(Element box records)
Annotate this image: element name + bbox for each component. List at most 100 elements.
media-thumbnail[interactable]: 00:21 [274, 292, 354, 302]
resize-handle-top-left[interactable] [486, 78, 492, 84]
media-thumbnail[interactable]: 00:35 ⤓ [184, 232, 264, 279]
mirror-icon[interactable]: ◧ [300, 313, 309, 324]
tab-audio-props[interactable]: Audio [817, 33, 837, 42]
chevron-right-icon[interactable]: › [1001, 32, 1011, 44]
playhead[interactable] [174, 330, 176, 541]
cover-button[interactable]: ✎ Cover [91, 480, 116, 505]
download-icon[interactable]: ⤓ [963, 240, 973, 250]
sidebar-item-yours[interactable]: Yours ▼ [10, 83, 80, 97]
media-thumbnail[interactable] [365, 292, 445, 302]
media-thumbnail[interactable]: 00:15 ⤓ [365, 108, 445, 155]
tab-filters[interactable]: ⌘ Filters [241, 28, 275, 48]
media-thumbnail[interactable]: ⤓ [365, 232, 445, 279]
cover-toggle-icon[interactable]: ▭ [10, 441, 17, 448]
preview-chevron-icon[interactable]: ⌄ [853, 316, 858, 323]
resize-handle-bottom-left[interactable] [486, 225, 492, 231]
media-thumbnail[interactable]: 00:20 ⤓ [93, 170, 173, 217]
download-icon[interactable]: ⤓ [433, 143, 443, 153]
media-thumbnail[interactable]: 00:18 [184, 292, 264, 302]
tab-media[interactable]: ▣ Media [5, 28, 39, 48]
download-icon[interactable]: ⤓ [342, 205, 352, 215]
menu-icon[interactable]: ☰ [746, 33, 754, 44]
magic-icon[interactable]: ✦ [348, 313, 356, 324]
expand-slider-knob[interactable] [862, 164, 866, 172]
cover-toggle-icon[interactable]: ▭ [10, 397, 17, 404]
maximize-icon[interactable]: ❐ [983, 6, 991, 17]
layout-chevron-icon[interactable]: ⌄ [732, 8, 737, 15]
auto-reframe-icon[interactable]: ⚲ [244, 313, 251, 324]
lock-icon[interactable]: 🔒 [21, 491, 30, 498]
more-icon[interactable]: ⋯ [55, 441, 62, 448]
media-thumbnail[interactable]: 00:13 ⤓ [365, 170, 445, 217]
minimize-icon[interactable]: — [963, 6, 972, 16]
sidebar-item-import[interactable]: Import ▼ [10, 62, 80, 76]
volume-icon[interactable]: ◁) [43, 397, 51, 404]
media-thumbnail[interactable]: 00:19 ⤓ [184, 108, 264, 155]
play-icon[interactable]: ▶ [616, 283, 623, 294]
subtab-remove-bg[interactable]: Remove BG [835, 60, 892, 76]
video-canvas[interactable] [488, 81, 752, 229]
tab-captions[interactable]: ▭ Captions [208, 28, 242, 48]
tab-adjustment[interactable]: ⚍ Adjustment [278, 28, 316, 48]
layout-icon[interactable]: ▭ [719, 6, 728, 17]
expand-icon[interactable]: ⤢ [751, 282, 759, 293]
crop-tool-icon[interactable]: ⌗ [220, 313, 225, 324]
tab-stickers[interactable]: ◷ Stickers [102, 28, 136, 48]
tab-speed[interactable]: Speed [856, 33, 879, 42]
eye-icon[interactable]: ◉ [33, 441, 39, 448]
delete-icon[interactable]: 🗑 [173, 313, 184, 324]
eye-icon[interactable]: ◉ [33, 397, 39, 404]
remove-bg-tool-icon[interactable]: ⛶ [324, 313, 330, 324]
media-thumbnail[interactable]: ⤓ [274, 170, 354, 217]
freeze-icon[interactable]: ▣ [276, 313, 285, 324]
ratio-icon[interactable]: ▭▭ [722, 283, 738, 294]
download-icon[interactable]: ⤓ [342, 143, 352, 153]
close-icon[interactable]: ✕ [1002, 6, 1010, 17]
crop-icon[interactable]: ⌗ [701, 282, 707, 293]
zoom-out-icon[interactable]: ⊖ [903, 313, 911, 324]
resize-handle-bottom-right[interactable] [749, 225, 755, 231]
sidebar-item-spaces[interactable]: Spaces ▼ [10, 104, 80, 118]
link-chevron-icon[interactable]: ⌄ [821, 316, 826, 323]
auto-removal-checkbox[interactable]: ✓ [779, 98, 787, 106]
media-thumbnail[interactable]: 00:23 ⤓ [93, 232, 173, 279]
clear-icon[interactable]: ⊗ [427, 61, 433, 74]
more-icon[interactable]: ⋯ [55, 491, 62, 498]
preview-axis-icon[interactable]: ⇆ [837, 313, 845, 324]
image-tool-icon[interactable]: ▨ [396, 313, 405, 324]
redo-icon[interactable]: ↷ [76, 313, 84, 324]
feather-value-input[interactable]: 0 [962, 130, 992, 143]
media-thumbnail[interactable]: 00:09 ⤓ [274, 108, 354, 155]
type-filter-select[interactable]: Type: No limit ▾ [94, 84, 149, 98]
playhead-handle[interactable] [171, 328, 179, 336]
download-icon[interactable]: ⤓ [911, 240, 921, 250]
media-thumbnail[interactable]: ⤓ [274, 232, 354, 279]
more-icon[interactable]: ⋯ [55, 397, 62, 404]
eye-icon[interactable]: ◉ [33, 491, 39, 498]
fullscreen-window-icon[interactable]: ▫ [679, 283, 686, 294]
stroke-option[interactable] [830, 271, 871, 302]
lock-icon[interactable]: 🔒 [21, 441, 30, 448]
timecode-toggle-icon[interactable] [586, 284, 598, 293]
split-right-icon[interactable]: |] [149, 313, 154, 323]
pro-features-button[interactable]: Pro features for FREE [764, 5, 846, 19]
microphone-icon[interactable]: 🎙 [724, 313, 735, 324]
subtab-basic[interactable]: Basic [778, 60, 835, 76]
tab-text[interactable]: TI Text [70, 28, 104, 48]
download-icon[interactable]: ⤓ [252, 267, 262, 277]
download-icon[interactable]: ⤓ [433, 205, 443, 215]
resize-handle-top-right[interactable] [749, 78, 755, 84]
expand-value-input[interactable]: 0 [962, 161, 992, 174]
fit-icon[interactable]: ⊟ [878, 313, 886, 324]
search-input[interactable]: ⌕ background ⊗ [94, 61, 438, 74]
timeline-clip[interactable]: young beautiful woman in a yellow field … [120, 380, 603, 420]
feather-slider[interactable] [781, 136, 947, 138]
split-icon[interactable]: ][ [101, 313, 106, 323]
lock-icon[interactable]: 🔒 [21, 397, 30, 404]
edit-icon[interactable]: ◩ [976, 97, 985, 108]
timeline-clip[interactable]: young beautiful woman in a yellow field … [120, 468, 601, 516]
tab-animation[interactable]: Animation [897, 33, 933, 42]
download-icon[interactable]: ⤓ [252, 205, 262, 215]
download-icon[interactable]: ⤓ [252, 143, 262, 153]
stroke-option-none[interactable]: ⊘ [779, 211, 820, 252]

• **Work to complete**
Print all of the data above again, line for line and unchanged.

• **Reply to the exercise**
Annotate this image: element name + bbox for each component. List at most 100 elements.
media-thumbnail[interactable]: 00:21 [274, 292, 354, 302]
resize-handle-top-left[interactable] [486, 78, 492, 84]
media-thumbnail[interactable]: 00:35 ⤓ [184, 232, 264, 279]
mirror-icon[interactable]: ◧ [300, 313, 309, 324]
tab-audio-props[interactable]: Audio [817, 33, 837, 42]
chevron-right-icon[interactable]: › [1001, 32, 1011, 44]
playhead[interactable] [174, 330, 176, 541]
cover-button[interactable]: ✎ Cover [91, 480, 116, 505]
download-icon[interactable]: ⤓ [963, 240, 973, 250]
sidebar-item-yours[interactable]: Yours ▼ [10, 83, 80, 97]
media-thumbnail[interactable] [365, 292, 445, 302]
media-thumbnail[interactable]: 00:15 ⤓ [365, 108, 445, 155]
tab-filters[interactable]: ⌘ Filters [241, 28, 275, 48]
media-thumbnail[interactable]: ⤓ [365, 232, 445, 279]
cover-toggle-icon[interactable]: ▭ [10, 441, 17, 448]
preview-chevron-icon[interactable]: ⌄ [853, 316, 858, 323]
resize-handle-bottom-left[interactable] [486, 225, 492, 231]
media-thumbnail[interactable]: 00:20 ⤓ [93, 170, 173, 217]
download-icon[interactable]: ⤓ [433, 143, 443, 153]
media-thumbnail[interactable]: 00:18 [184, 292, 264, 302]
tab-media[interactable]: ▣ Media [5, 28, 39, 48]
download-icon[interactable]: ⤓ [342, 205, 352, 215]
menu-icon[interactable]: ☰ [746, 33, 754, 44]
magic-icon[interactable]: ✦ [348, 313, 356, 324]
expand-slider-knob[interactable] [862, 164, 866, 172]
cover-toggle-icon[interactable]: ▭ [10, 397, 17, 404]
maximize-icon[interactable]: ❐ [983, 6, 991, 17]
layout-chevron-icon[interactable]: ⌄ [732, 8, 737, 15]
auto-reframe-icon[interactable]: ⚲ [244, 313, 251, 324]
lock-icon[interactable]: 🔒 [21, 491, 30, 498]
more-icon[interactable]: ⋯ [55, 441, 62, 448]
media-thumbnail[interactable]: 00:13 ⤓ [365, 170, 445, 217]
minimize-icon[interactable]: — [963, 6, 972, 16]
sidebar-item-import[interactable]: Import ▼ [10, 62, 80, 76]
volume-icon[interactable]: ◁) [43, 397, 51, 404]
media-thumbnail[interactable]: 00:19 ⤓ [184, 108, 264, 155]
play-icon[interactable]: ▶ [616, 283, 623, 294]
subtab-remove-bg[interactable]: Remove BG [835, 60, 892, 76]
video-canvas[interactable] [488, 81, 752, 229]
tab-captions[interactable]: ▭ Captions [208, 28, 242, 48]
tab-adjustment[interactable]: ⚍ Adjustment [278, 28, 316, 48]
layout-icon[interactable]: ▭ [719, 6, 728, 17]
expand-icon[interactable]: ⤢ [751, 282, 759, 293]
crop-tool-icon[interactable]: ⌗ [220, 313, 225, 324]
tab-stickers[interactable]: ◷ Stickers [102, 28, 136, 48]
tab-speed[interactable]: Speed [856, 33, 879, 42]
eye-icon[interactable]: ◉ [33, 441, 39, 448]
delete-icon[interactable]: 🗑 [173, 313, 184, 324]
eye-icon[interactable]: ◉ [33, 397, 39, 404]
remove-bg-tool-icon[interactable]: ⛶ [324, 313, 330, 324]
media-thumbnail[interactable]: ⤓ [274, 170, 354, 217]
freeze-icon[interactable]: ▣ [276, 313, 285, 324]
ratio-icon[interactable]: ▭▭ [722, 283, 738, 294]
download-icon[interactable]: ⤓ [342, 143, 352, 153]
close-icon[interactable]: ✕ [1002, 6, 1010, 17]
crop-icon[interactable]: ⌗ [701, 282, 707, 293]
zoom-out-icon[interactable]: ⊖ [903, 313, 911, 324]
resize-handle-bottom-right[interactable] [749, 225, 755, 231]
sidebar-item-spaces[interactable]: Spaces ▼ [10, 104, 80, 118]
link-chevron-icon[interactable]: ⌄ [821, 316, 826, 323]
auto-removal-checkbox[interactable]: ✓ [779, 98, 787, 106]
media-thumbnail[interactable]: 00:23 ⤓ [93, 232, 173, 279]
clear-icon[interactable]: ⊗ [427, 61, 433, 74]
more-icon[interactable]: ⋯ [55, 491, 62, 498]
preview-axis-icon[interactable]: ⇆ [837, 313, 845, 324]
image-tool-icon[interactable]: ▨ [396, 313, 405, 324]
redo-icon[interactable]: ↷ [76, 313, 84, 324]
feather-value-input[interactable]: 0 [962, 130, 992, 143]
media-thumbnail[interactable]: 00:09 ⤓ [274, 108, 354, 155]
type-filter-select[interactable]: Type: No limit ▾ [94, 84, 149, 98]
playhead-handle[interactable] [171, 328, 179, 336]
download-icon[interactable]: ⤓ [911, 240, 921, 250]
media-thumbnail[interactable]: ⤓ [274, 232, 354, 279]
more-icon[interactable]: ⋯ [55, 397, 62, 404]
eye-icon[interactable]: ◉ [33, 491, 39, 498]
fullscreen-window-icon[interactable]: ▫ [679, 283, 686, 294]
stroke-option[interactable] [830, 271, 871, 302]
lock-icon[interactable]: 🔒 [21, 441, 30, 448]
timecode-toggle-icon[interactable] [586, 284, 598, 293]
split-right-icon[interactable]: |] [149, 313, 154, 323]
pro-features-button[interactable]: Pro features for FREE [764, 5, 846, 19]
microphone-icon[interactable]: 🎙 [724, 313, 735, 324]
subtab-basic[interactable]: Basic [778, 60, 835, 76]
tab-text[interactable]: TI Text [70, 28, 104, 48]
download-icon[interactable]: ⤓ [252, 267, 262, 277]
download-icon[interactable]: ⤓ [433, 205, 443, 215]
resize-handle-top-right[interactable] [749, 78, 755, 84]
expand-value-input[interactable]: 0 [962, 161, 992, 174]
fit-icon[interactable]: ⊟ [878, 313, 886, 324]
search-input[interactable]: ⌕ background ⊗ [94, 61, 438, 74]
timeline-clip[interactable]: young beautiful woman in a yellow field … [120, 380, 603, 420]
feather-slider[interactable] [781, 136, 947, 138]
split-icon[interactable]: ][ [101, 313, 106, 323]
lock-icon[interactable]: 🔒 [21, 397, 30, 404]
edit-icon[interactable]: ◩ [976, 97, 985, 108]
timeline-clip[interactable]: young beautiful woman in a yellow field … [120, 468, 601, 516]
tab-animation[interactable]: Animation [897, 33, 933, 42]
download-icon[interactable]: ⤓ [252, 205, 262, 215]
download-icon[interactable]: ⤓ [252, 143, 262, 153]
stroke-option-none[interactable]: ⊘ [779, 211, 820, 252]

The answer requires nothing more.